| Prompt |
Reproduce only the items from the line containing "annotation-2: 2 [97, 199, 121, 223]" through the line containing "356, 341, 377]", changing every "request-row" to "resource-row" and leaving everything else as it stands.

| Layout annotation records |
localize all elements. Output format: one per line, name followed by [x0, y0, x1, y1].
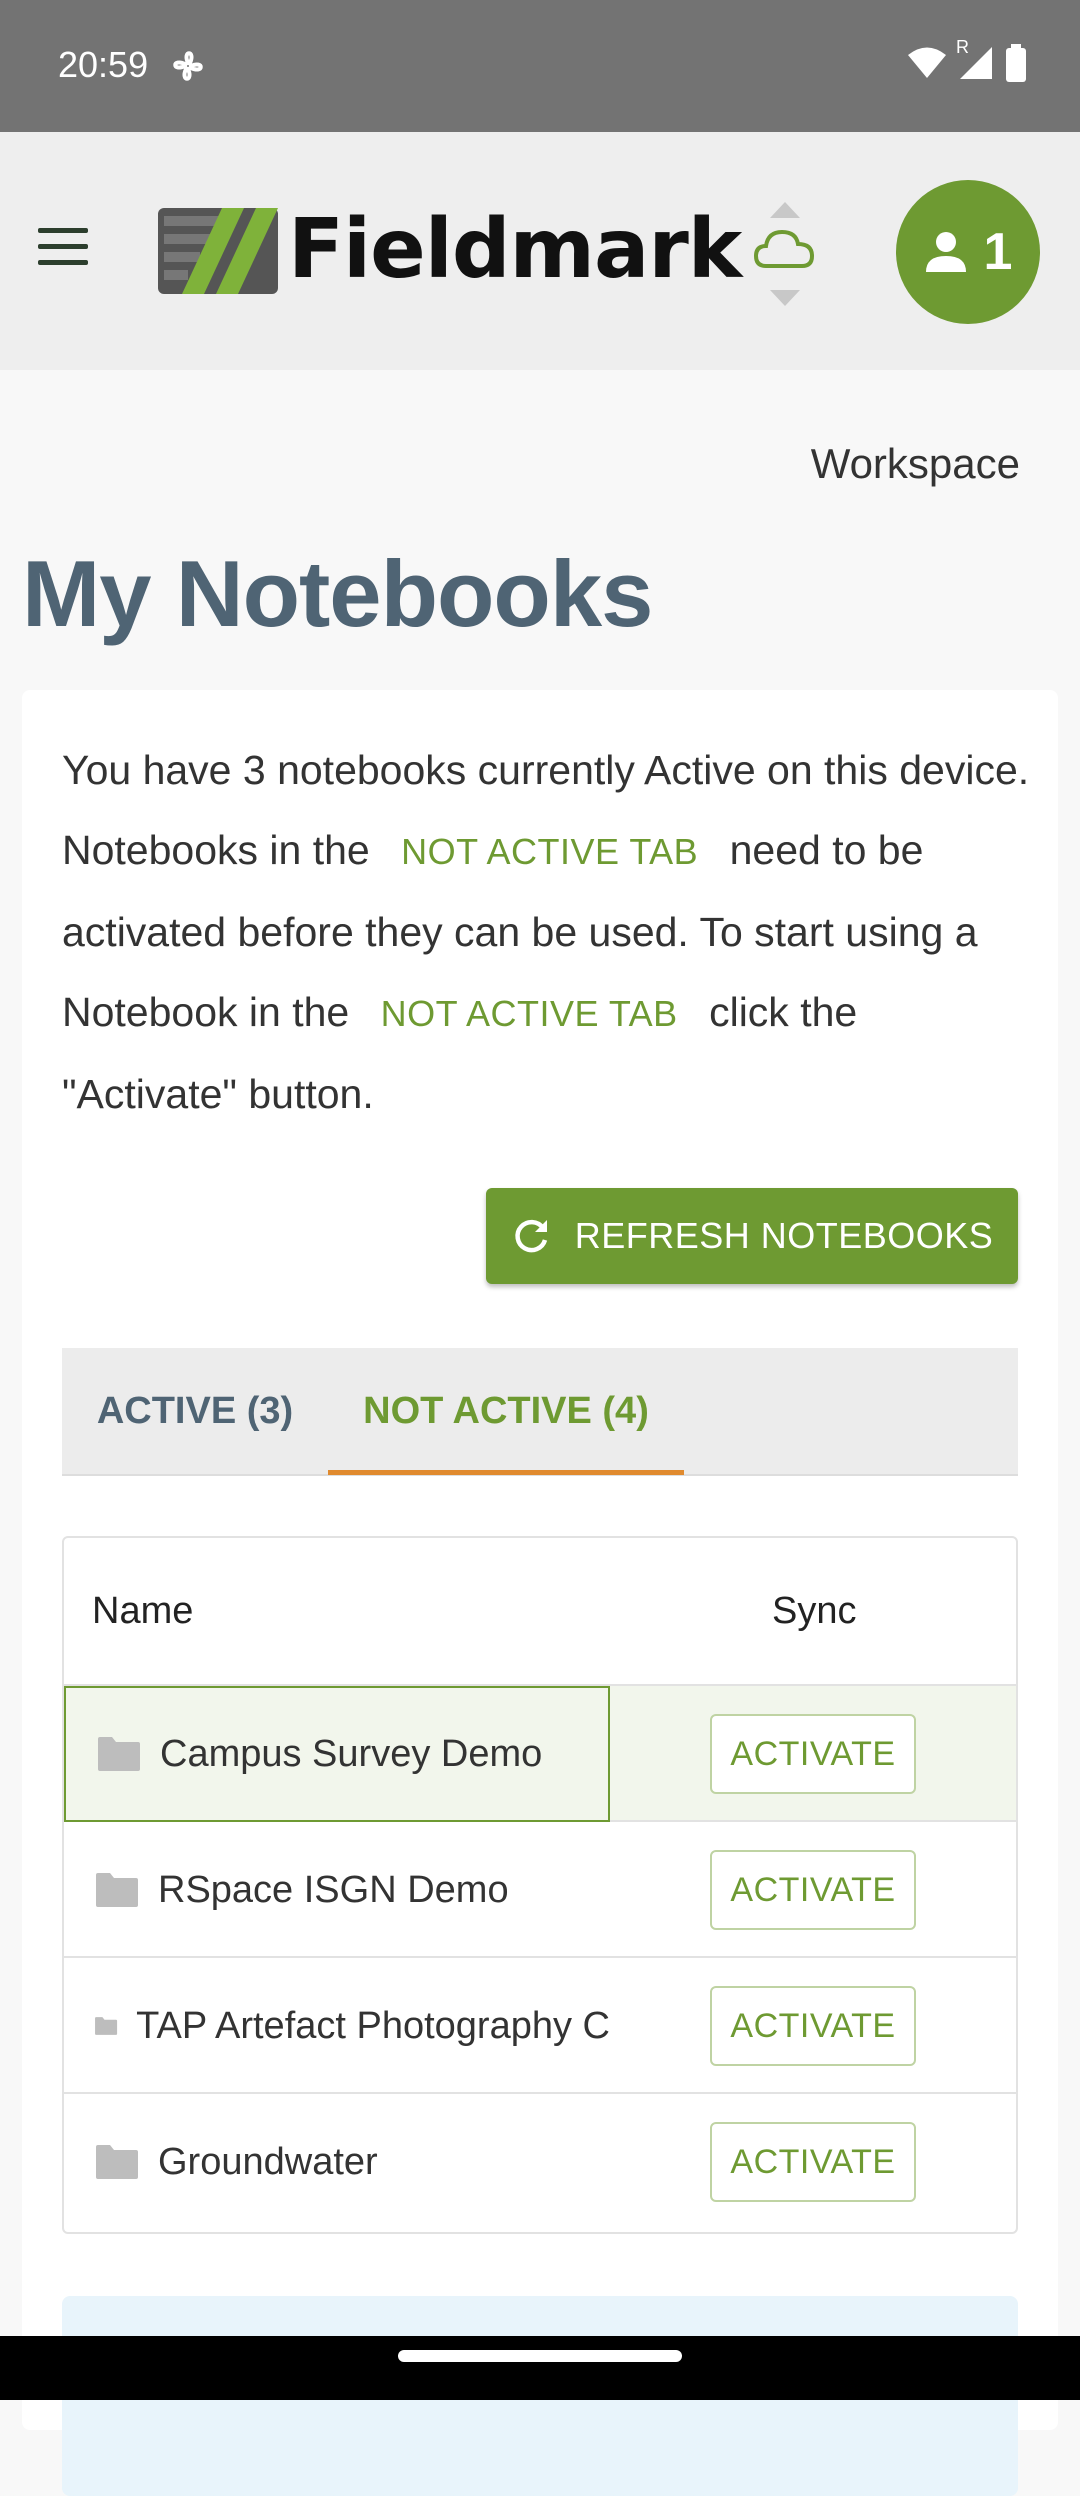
sync-status-indicator[interactable] [752, 200, 818, 308]
status-bar: 20:59 R [0, 0, 1080, 132]
fieldmark-logo-icon [158, 207, 278, 294]
notebooks-card: You have 3 notebooks currently Active on… [22, 690, 1058, 2496]
activate-button[interactable]: ACTIVATE [710, 1850, 916, 1930]
notebook-name-cell[interactable]: RSpace ISGN Demo [64, 1822, 610, 1958]
activate-button[interactable]: ACTIVATE [710, 1714, 916, 1794]
user-account-button[interactable]: 1 [896, 180, 1040, 324]
tab-selected-indicator [328, 1470, 684, 1475]
notebook-name-cell[interactable]: Groundwater [64, 2094, 610, 2230]
roaming-indicator: R [956, 37, 969, 57]
wifi-icon [906, 46, 948, 85]
user-count: 1 [983, 223, 1013, 281]
folder-icon [96, 2145, 138, 2179]
tab-active[interactable]: ACTIVE (3) [62, 1348, 328, 1474]
app-name: Fieldmark [288, 202, 742, 297]
refresh-notebooks-label: REFRESH NOTEBOOKS [574, 1215, 994, 1256]
column-header-sync[interactable]: Sync [772, 1590, 856, 1633]
app-bar: Fieldmark 1 [0, 132, 1080, 370]
activate-button[interactable]: ACTIVATE [710, 1986, 916, 2066]
column-header-name[interactable]: Name [92, 1590, 193, 1633]
table-row[interactable]: Groundwater ACTIVATE [64, 2094, 1016, 2230]
refresh-icon [515, 1219, 547, 1253]
not-active-tab-link-2[interactable]: Not Active tab [361, 993, 698, 1034]
notebook-name: Groundwater [158, 2140, 378, 2183]
fan-icon [168, 46, 208, 91]
system-nav-bar [0, 2336, 1080, 2400]
signal-icon: R [956, 37, 994, 86]
tab-not-active[interactable]: NOT ACTIVE (4) [328, 1348, 684, 1474]
notebook-name-cell[interactable]: Campus Survey Demo [64, 1686, 610, 1822]
person-icon [925, 232, 966, 272]
folder-icon [95, 2017, 118, 2035]
folder-icon [98, 1737, 140, 1771]
activate-button[interactable]: ACTIVATE [710, 2122, 916, 2202]
refresh-notebooks-button[interactable]: REFRESH NOTEBOOKS [486, 1188, 1018, 1284]
intro-text: You have 3 notebooks currently Active on… [62, 730, 1042, 1134]
fieldmark-logo[interactable]: Fieldmark [158, 202, 742, 297]
notebooks-table: Name Sync Campus Survey Demo ACTIVATE RS… [62, 1536, 1018, 2234]
breadcrumb[interactable]: Workspace [811, 440, 1020, 488]
status-time: 20:59 [58, 44, 149, 85]
notebook-name: Campus Survey Demo [160, 1732, 543, 1775]
notebook-name-cell[interactable]: TAP Artefact Photography C [64, 1958, 610, 2094]
table-row[interactable]: RSpace ISGN Demo ACTIVATE [64, 1822, 1016, 1958]
notebook-name: TAP Artefact Photography C [136, 2004, 610, 2047]
table-row[interactable]: Campus Survey Demo ACTIVATE [64, 1686, 1016, 1822]
battery-icon [1004, 44, 1028, 87]
notebook-tabs: ACTIVE (3) NOT ACTIVE (4) [62, 1348, 1018, 1476]
folder-icon [96, 1873, 138, 1907]
table-row[interactable]: TAP Artefact Photography C ACTIVATE [64, 1958, 1016, 2094]
hamburger-menu-icon[interactable] [38, 228, 88, 268]
not-active-tab-link[interactable]: Not Active tab [381, 831, 718, 872]
home-gesture-handle[interactable] [398, 2350, 682, 2362]
table-header: Name Sync [64, 1538, 1016, 1686]
notebook-name: RSpace ISGN Demo [158, 1868, 509, 1911]
page-title: My Notebooks [22, 541, 653, 646]
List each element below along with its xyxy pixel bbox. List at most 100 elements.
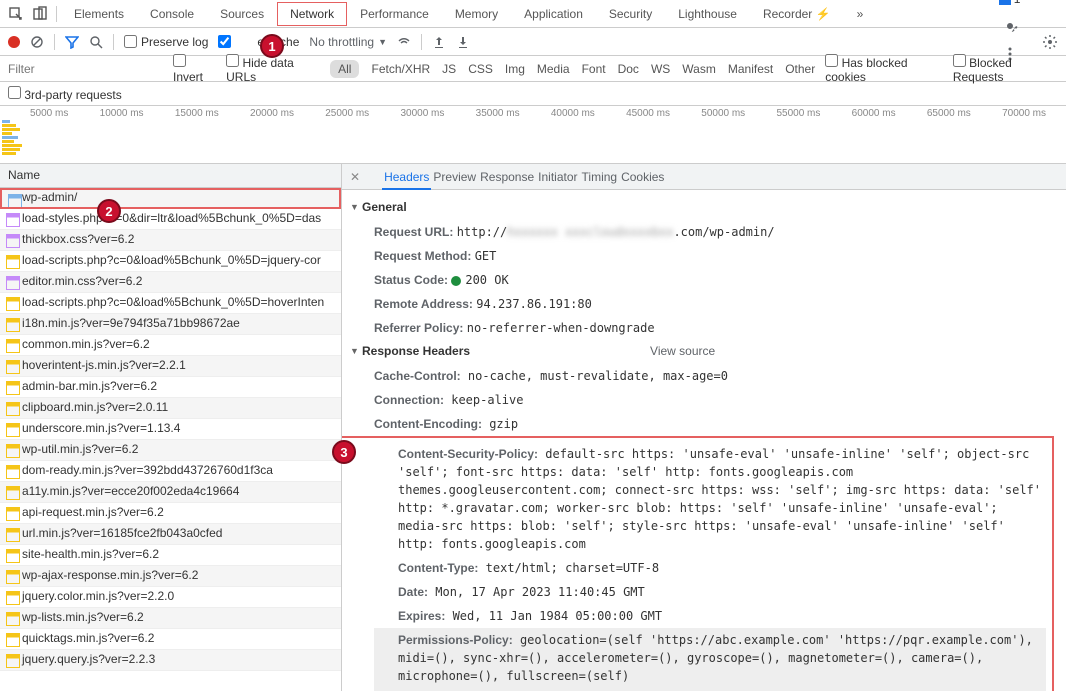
annotation-2: 2 [97, 199, 121, 223]
preserve-log-checkbox[interactable]: Preserve log [124, 35, 208, 49]
filter-type-font[interactable]: Font [582, 62, 606, 76]
request-row[interactable]: clipboard.min.js?ver=2.0.11 [0, 398, 341, 419]
request-list[interactable]: wp-admin/load-styles.php?c=0&dir=ltr&loa… [0, 188, 341, 691]
request-row[interactable]: site-health.min.js?ver=6.2 [0, 545, 341, 566]
filter-type-all[interactable]: All [330, 60, 359, 78]
filter-type-manifest[interactable]: Manifest [728, 62, 773, 76]
request-row[interactable]: hoverintent-js.min.js?ver=2.2.1 [0, 356, 341, 377]
request-row[interactable]: jquery.query.js?ver=2.2.3 [0, 650, 341, 671]
third-party-row: 3rd-party requests [0, 82, 1066, 106]
general-section-title[interactable]: General [350, 196, 1054, 220]
tab-security[interactable]: Security [596, 2, 665, 26]
filter-type-fetchxhr[interactable]: Fetch/XHR [371, 62, 430, 76]
filter-type-media[interactable]: Media [537, 62, 570, 76]
timeline[interactable]: 5000 ms10000 ms15000 ms20000 ms25000 ms3… [0, 106, 1066, 164]
request-url: Request URL: http://hxxxxxx xxxcloudxxxx… [350, 220, 1054, 244]
response-header: Content-Security-Policy: default-src htt… [374, 442, 1046, 556]
timeline-tick: 10000 ms [100, 108, 144, 119]
divider [54, 34, 55, 50]
filter-type-js[interactable]: JS [442, 62, 456, 76]
detail-panel: ✕ HeadersPreviewResponseInitiatorTimingC… [342, 164, 1066, 691]
filter-type-wasm[interactable]: Wasm [682, 62, 716, 76]
view-source-link[interactable]: View source [650, 344, 715, 358]
timeline-tick: 70000 ms [1002, 108, 1046, 119]
detail-tab-response[interactable]: Response [478, 166, 536, 188]
tab-console[interactable]: Console [137, 2, 207, 26]
timeline-tick: 20000 ms [250, 108, 294, 119]
response-headers-title[interactable]: Response HeadersView source [350, 340, 1054, 364]
request-row[interactable]: url.min.js?ver=16185fce2fb043a0cfed [0, 524, 341, 545]
timeline-tick: 35000 ms [476, 108, 520, 119]
request-row[interactable]: wp-ajax-response.min.js?ver=6.2 [0, 566, 341, 587]
wifi-icon[interactable] [397, 35, 411, 49]
request-row[interactable]: a11y.min.js?ver=ecce20f002eda4c19664 [0, 482, 341, 503]
status-code: Status Code: 200 OK [350, 268, 1054, 292]
tab-application[interactable]: Application [511, 2, 596, 26]
request-row[interactable]: wp-util.min.js?ver=6.2 [0, 440, 341, 461]
request-row[interactable]: load-styles.php?c=0&dir=ltr&load%5Bchunk… [0, 209, 341, 230]
status-dot-icon [451, 276, 461, 286]
invert-checkbox[interactable]: Invert [173, 54, 216, 84]
third-party-checkbox[interactable]: 3rd-party requests [8, 86, 122, 102]
tab-sources[interactable]: Sources [207, 2, 277, 26]
tab-memory[interactable]: Memory [442, 2, 511, 26]
upload-icon[interactable] [432, 35, 446, 49]
tab-recorder[interactable]: Recorder ⚡ [750, 2, 844, 26]
disable-cache-checkbox[interactable]: e cache [218, 35, 299, 49]
request-row[interactable]: wp-lists.min.js?ver=6.2 [0, 608, 341, 629]
detail-tab-headers[interactable]: Headers [382, 166, 431, 190]
request-row[interactable]: wp-admin/ [0, 188, 341, 209]
tab-lighthouse[interactable]: Lighthouse [665, 2, 750, 26]
detail-tab-cookies[interactable]: Cookies [619, 166, 666, 188]
clear-icon[interactable] [30, 35, 44, 49]
detail-tab-timing[interactable]: Timing [580, 166, 620, 188]
device-icon[interactable] [32, 6, 48, 22]
request-row[interactable]: underscore.min.js?ver=1.13.4 [0, 419, 341, 440]
gear-icon[interactable] [1002, 18, 1018, 34]
timeline-tick: 55000 ms [776, 108, 820, 119]
remote-address: Remote Address: 94.237.86.191:80 [350, 292, 1054, 316]
filter-input[interactable] [8, 62, 163, 76]
request-row[interactable]: api-request.min.js?ver=6.2 [0, 503, 341, 524]
timeline-tick: 5000 ms [30, 108, 68, 119]
annotation-3: 3 [332, 440, 356, 464]
filter-icon[interactable] [65, 35, 79, 49]
request-row[interactable]: common.min.js?ver=6.2 [0, 335, 341, 356]
detail-tab-preview[interactable]: Preview [431, 166, 478, 188]
record-icon[interactable] [8, 36, 20, 48]
close-icon[interactable]: ✕ [350, 170, 360, 184]
detail-tab-initiator[interactable]: Initiator [536, 166, 579, 188]
inspect-icon[interactable] [8, 6, 24, 22]
request-row[interactable]: i18n.min.js?ver=9e794f35a71bb98672ae [0, 314, 341, 335]
tab-network[interactable]: Network [277, 2, 347, 26]
more-tabs[interactable]: » [844, 2, 877, 26]
tab-elements[interactable]: Elements [61, 2, 137, 26]
filter-type-other[interactable]: Other [785, 62, 815, 76]
timeline-tick: 65000 ms [927, 108, 971, 119]
messages-badge[interactable]: 1 [999, 0, 1021, 6]
filter-type-img[interactable]: Img [505, 62, 525, 76]
filter-type-ws[interactable]: WS [651, 62, 670, 76]
filter-type-css[interactable]: CSS [468, 62, 493, 76]
timeline-tick: 30000 ms [400, 108, 444, 119]
download-icon[interactable] [456, 35, 470, 49]
blocked-requests-checkbox[interactable]: Blocked Requests [953, 54, 1058, 84]
hide-data-urls-checkbox[interactable]: Hide data URLs [226, 54, 320, 84]
request-row[interactable]: jquery.color.min.js?ver=2.2.0 [0, 587, 341, 608]
referrer-policy: Referrer Policy: no-referrer-when-downgr… [350, 316, 1054, 340]
request-row[interactable]: quicktags.min.js?ver=6.2 [0, 629, 341, 650]
blocked-cookies-checkbox[interactable]: Has blocked cookies [825, 54, 943, 84]
search-icon[interactable] [89, 35, 103, 49]
request-row[interactable]: thickbox.css?ver=6.2 [0, 230, 341, 251]
gear-icon[interactable] [1042, 34, 1058, 50]
divider [56, 6, 57, 22]
request-row[interactable]: load-scripts.php?c=0&load%5Bchunk_0%5D=h… [0, 293, 341, 314]
request-row[interactable]: editor.min.css?ver=6.2 [0, 272, 341, 293]
request-row[interactable]: dom-ready.min.js?ver=392bdd43726760d1f3c… [0, 461, 341, 482]
throttling-select[interactable]: No throttling ▼ [309, 35, 387, 49]
request-row[interactable]: admin-bar.min.js?ver=6.2 [0, 377, 341, 398]
request-row[interactable]: load-scripts.php?c=0&load%5Bchunk_0%5D=j… [0, 251, 341, 272]
tab-performance[interactable]: Performance [347, 2, 442, 26]
name-column-header[interactable]: Name [0, 164, 341, 188]
filter-type-doc[interactable]: Doc [618, 62, 639, 76]
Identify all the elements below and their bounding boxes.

| Exercise answer |
annotation-2: 2 [97, 199, 121, 223]
preserve-log-checkbox[interactable]: Preserve log [124, 35, 208, 49]
filter-type-font[interactable]: Font [582, 62, 606, 76]
resource-row[interactable]: clipboard.min.js?ver=2.0.11 [0, 398, 341, 419]
request-list[interactable]: wp-admin/load-styles.php?c=0&dir=ltr&loa… [0, 188, 341, 691]
resource-row[interactable]: site-health.min.js?ver=6.2 [0, 545, 341, 566]
filter-type-all[interactable]: All [330, 60, 359, 78]
filter-type-manifest[interactable]: Manifest [728, 62, 773, 76]
resource-row[interactable]: hoverintent-js.min.js?ver=2.2.1 [0, 356, 341, 377]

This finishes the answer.